Page excerpt:
- - - -

C: Another example is South Saami whose northen dialect on the map includes Södra Tärna with the sources "Hasselbrink 1981–1985, Rydving 2008: 360–361, Rydving 2016, Maja Lisa Kappfjell & Jussi Ylikoski (p.c.)" but Rydving is explicitly arguing for South Tärna to be counted as Ume Saami. What was the reasoning here and what informaed was asked of or provided by Ylikoski?

R: This is an important remark from the reviewer: reference to Rydving 2016 is unfortunately misleading. The South Saami map was created based on these sources, but we now realize that Rydving 2016 is misleadingly included in the list (it did contribute to our work with this map, but we do not yet fully agree with it). We will remove Rydving 2016 from the source list when releasing a new version of the database (S2 Appendix) in Zenodo. As to the subject matter itself, it may be noted that Rydving 2016 explicitly argues against the traditional view on the South Saami – Ume Saami border, which our map describes. While we (Ylikoski) sympathize with Rydving’s arguments, we consider the question still unsettled, and will try to describe the border as less definite in future releases.

- - - -

What you have to do:
Answer these questions about the South Saami map exchange above:
(a) Which location on the map's northern dialect area does the reviewer say Rydving argues should count as Ume Saami?
(b) Which source do the respondents plan to remove from the source list?
(c) Where will the new version of the database be released?
The data that comes after this point has no connection to the South Saami map exchange above.

Material provided:

- - - -

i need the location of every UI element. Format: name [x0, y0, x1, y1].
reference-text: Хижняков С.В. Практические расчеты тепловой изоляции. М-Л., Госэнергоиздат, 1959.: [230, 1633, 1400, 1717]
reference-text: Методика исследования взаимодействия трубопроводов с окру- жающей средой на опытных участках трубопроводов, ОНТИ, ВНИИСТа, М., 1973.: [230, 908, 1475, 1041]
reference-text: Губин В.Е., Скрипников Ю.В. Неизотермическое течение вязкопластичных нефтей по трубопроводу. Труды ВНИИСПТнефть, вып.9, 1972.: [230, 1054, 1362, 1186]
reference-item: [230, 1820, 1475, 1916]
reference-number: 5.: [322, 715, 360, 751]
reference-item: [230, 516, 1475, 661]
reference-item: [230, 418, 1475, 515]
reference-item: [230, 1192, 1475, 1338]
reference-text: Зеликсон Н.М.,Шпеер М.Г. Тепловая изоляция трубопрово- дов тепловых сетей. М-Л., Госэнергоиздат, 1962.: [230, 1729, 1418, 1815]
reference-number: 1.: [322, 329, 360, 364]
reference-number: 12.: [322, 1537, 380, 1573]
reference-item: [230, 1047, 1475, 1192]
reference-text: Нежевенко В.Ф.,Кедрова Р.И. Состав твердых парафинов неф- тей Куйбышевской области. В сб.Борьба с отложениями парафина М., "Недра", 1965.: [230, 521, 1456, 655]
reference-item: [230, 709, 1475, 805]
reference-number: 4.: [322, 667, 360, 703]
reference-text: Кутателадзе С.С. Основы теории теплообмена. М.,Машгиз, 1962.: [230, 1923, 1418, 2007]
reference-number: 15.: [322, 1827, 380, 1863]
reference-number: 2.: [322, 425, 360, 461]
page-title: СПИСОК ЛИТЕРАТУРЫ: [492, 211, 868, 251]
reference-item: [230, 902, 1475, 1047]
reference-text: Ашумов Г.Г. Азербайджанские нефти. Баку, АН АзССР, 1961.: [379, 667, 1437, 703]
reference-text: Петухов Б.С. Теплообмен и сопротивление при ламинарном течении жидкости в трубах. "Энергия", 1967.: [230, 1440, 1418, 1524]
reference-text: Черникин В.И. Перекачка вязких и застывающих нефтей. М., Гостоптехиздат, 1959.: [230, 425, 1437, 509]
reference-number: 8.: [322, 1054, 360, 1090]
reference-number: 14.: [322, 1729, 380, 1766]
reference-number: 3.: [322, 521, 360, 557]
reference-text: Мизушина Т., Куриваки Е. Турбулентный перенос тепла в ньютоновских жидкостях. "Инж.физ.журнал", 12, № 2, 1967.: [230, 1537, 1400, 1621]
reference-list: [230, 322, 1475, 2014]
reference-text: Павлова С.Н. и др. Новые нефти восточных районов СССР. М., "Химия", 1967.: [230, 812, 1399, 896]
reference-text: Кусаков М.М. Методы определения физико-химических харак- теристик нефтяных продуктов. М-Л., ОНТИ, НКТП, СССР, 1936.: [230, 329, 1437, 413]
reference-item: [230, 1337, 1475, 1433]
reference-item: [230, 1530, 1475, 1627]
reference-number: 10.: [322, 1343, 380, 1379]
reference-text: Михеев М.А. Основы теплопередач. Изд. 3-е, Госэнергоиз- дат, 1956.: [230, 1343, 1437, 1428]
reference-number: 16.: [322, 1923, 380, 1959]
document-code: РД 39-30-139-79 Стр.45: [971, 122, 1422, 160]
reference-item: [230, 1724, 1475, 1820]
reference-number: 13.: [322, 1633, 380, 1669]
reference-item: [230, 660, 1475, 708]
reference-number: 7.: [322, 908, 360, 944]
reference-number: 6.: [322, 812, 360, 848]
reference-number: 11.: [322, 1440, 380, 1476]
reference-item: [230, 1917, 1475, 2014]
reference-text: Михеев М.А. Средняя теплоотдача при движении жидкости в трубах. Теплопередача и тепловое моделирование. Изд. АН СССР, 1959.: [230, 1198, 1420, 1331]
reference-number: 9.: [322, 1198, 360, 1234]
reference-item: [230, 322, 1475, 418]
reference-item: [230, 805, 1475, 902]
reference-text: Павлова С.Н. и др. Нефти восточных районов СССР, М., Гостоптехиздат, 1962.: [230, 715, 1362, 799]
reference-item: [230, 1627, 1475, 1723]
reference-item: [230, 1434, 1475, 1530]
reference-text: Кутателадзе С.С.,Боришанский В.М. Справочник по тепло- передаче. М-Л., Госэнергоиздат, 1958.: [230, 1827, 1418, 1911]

- - - -

Task result:
(a) Södra Tärna (South Tärna)
(b) Rydving 2016
(c) Zenodo (as S2 Appendix)